_Written task_
Single out each line with the word "capteur" and copy it.

_Given information_
========================================================================

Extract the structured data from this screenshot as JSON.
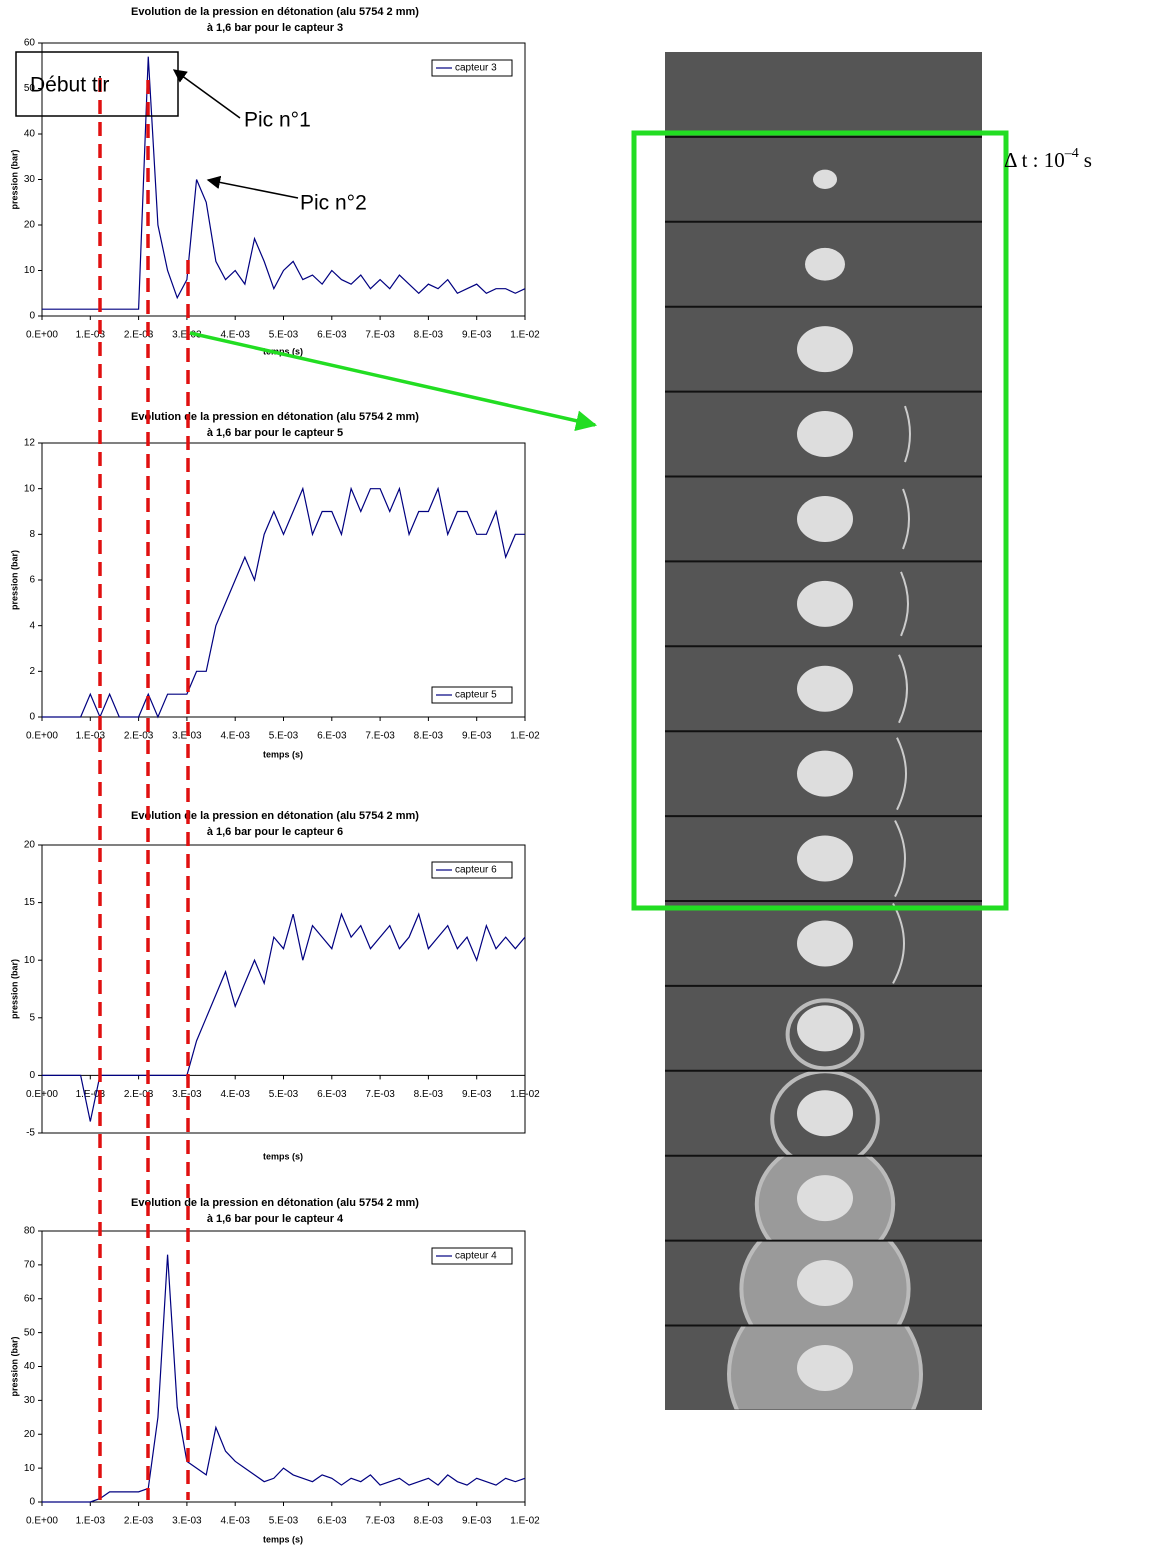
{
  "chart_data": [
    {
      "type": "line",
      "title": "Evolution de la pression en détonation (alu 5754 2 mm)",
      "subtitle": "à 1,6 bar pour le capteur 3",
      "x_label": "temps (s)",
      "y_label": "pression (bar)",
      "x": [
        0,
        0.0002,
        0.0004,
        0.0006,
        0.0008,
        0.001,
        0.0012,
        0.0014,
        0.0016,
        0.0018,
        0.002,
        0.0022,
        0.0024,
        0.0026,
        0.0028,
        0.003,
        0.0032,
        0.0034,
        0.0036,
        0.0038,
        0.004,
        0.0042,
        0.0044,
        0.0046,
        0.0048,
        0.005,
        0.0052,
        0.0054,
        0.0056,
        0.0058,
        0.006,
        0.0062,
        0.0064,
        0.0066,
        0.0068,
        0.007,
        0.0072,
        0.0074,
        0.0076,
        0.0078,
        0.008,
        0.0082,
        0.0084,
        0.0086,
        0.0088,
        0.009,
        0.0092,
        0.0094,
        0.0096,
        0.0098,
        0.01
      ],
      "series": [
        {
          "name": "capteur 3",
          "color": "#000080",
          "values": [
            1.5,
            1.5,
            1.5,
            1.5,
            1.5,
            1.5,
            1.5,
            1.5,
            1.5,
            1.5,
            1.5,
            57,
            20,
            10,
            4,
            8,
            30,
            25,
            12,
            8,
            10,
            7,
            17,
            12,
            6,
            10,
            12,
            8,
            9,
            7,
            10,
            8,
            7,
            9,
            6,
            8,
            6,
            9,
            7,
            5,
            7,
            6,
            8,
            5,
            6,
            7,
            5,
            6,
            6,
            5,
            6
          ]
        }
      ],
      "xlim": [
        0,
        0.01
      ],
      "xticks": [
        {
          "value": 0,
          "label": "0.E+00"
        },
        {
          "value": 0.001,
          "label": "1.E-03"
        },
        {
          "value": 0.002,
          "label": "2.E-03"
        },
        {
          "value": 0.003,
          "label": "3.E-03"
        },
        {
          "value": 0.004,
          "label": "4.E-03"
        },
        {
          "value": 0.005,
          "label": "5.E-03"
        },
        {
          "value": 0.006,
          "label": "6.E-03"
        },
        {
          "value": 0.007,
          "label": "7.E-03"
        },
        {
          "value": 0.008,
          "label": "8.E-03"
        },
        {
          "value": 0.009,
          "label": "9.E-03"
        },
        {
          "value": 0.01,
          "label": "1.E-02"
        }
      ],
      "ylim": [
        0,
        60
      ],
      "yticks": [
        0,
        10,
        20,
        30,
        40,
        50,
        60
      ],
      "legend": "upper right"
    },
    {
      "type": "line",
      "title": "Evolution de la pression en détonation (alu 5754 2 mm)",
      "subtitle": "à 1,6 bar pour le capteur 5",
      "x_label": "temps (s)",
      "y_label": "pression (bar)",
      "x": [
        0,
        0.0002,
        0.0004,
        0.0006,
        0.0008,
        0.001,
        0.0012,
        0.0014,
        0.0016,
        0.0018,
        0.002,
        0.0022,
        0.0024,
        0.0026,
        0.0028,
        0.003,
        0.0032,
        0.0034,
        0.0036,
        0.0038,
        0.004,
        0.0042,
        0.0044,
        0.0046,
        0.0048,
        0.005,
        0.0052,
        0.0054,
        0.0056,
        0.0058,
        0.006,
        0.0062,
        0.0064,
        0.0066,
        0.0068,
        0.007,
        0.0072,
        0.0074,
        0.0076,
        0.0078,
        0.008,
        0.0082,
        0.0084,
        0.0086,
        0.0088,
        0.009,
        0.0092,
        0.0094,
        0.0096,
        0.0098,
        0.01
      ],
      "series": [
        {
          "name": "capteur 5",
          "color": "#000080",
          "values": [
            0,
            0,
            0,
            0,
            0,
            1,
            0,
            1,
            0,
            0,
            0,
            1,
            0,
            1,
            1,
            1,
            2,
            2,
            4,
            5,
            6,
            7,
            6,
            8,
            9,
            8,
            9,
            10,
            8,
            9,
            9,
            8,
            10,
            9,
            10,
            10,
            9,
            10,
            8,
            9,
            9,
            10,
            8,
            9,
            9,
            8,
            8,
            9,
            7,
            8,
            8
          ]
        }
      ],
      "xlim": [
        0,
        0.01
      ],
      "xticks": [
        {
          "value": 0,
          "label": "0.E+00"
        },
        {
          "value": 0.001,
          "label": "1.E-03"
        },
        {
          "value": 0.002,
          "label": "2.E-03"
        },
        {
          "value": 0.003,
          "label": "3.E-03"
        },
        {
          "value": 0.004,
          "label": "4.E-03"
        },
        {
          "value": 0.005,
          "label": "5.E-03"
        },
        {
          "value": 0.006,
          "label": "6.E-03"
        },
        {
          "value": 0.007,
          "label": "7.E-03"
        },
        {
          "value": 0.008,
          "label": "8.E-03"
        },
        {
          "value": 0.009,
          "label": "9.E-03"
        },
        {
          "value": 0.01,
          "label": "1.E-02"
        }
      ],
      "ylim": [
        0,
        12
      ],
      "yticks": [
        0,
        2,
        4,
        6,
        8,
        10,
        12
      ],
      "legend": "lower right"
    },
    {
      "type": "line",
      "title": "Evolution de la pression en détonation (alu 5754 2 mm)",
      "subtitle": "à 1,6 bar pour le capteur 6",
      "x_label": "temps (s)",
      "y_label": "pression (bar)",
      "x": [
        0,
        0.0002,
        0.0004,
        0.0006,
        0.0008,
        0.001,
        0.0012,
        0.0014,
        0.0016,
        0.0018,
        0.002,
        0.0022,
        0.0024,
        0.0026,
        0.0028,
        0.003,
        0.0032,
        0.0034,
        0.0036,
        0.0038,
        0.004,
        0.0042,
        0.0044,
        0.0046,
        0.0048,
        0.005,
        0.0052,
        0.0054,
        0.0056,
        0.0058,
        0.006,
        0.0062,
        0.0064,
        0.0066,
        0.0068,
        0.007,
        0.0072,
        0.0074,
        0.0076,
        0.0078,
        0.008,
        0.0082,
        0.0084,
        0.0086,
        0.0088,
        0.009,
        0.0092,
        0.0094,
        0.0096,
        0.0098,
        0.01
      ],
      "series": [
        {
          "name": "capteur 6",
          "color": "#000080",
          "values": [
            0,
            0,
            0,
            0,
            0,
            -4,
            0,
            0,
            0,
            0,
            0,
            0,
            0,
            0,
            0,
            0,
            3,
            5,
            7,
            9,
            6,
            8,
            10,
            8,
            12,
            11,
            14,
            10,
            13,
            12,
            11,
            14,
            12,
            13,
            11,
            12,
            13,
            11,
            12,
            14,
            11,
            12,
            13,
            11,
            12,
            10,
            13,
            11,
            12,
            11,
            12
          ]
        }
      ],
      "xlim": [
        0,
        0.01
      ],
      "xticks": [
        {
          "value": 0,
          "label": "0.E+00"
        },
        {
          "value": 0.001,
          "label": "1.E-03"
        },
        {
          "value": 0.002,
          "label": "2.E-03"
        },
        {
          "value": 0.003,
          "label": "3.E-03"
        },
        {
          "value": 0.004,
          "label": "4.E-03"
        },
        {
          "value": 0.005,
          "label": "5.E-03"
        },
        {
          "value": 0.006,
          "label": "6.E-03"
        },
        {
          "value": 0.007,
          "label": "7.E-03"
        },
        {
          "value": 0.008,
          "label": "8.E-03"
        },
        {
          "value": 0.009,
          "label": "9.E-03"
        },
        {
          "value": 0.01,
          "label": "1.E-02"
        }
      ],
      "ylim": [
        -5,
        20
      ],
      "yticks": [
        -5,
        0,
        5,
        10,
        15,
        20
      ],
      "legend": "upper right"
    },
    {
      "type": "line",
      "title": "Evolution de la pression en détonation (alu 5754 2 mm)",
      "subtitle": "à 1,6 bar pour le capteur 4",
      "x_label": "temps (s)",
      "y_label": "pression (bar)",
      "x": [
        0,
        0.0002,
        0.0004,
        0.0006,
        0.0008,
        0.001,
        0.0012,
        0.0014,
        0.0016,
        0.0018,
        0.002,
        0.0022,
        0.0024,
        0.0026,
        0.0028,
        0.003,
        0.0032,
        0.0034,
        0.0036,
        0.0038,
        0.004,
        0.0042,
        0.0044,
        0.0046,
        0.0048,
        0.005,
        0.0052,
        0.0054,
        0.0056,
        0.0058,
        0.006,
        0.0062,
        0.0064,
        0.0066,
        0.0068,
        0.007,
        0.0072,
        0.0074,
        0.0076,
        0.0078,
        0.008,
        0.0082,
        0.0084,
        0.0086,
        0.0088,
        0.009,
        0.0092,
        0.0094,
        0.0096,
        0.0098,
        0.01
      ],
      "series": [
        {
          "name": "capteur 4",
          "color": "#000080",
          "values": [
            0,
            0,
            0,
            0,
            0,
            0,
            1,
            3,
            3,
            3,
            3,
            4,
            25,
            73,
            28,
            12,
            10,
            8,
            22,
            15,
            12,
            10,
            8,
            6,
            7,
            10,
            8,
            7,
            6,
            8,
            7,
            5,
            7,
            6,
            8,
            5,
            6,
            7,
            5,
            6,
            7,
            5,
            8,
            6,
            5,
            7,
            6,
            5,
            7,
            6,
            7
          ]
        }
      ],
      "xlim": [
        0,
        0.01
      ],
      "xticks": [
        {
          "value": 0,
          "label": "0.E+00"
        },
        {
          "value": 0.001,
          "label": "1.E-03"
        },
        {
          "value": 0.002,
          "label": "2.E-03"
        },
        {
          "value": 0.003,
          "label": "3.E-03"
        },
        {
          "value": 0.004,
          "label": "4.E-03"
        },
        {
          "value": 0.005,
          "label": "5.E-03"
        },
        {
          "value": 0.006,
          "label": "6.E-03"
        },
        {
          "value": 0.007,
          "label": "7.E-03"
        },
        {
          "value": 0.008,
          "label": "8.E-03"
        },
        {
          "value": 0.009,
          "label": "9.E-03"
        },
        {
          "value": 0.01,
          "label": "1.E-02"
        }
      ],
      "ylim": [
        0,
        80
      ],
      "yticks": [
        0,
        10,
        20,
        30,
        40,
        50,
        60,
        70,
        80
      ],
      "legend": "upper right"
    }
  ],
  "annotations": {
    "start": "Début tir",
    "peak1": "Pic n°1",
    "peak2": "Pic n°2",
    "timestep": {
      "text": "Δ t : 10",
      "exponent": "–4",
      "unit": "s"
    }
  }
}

========================================================================

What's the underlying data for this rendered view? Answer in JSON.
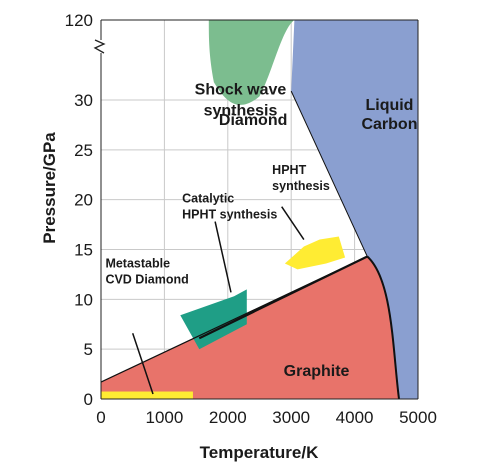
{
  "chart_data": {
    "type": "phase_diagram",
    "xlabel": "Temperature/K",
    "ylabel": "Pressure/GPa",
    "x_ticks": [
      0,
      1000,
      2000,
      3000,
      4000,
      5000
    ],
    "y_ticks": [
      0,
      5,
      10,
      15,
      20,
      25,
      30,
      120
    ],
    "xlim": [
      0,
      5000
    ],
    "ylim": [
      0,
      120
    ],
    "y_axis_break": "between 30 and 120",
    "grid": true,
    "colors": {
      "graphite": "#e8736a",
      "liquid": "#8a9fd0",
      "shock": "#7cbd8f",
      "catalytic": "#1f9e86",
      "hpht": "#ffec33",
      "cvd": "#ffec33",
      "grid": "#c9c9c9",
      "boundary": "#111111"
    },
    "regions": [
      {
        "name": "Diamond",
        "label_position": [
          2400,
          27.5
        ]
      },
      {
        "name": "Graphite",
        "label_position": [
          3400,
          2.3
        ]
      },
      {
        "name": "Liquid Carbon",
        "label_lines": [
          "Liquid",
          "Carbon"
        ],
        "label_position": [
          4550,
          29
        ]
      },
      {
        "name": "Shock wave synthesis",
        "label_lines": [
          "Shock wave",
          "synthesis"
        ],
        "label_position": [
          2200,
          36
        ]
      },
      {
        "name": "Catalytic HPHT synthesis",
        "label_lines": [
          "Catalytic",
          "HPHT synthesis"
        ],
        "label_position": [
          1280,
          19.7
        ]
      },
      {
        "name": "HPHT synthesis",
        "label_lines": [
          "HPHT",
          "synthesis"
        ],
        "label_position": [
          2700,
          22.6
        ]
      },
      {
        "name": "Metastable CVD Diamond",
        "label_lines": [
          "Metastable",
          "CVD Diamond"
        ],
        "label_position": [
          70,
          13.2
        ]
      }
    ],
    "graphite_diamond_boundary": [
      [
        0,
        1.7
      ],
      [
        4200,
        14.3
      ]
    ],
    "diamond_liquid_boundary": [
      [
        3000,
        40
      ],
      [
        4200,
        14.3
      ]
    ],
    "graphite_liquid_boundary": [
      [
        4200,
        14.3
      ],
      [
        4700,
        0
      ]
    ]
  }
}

========================================================================

_Exercise solution_
      "subtitle": "à 1,6 bar pour le capteur 3",
          "name": "capteur 3",
      "subtitle": "à 1,6 bar pour le capteur 5",
          "name": "capteur 5",
      "subtitle": "à 1,6 bar pour le capteur 6",
          "name": "capteur 6",
      "subtitle": "à 1,6 bar pour le capteur 4",
          "name": "capteur 4",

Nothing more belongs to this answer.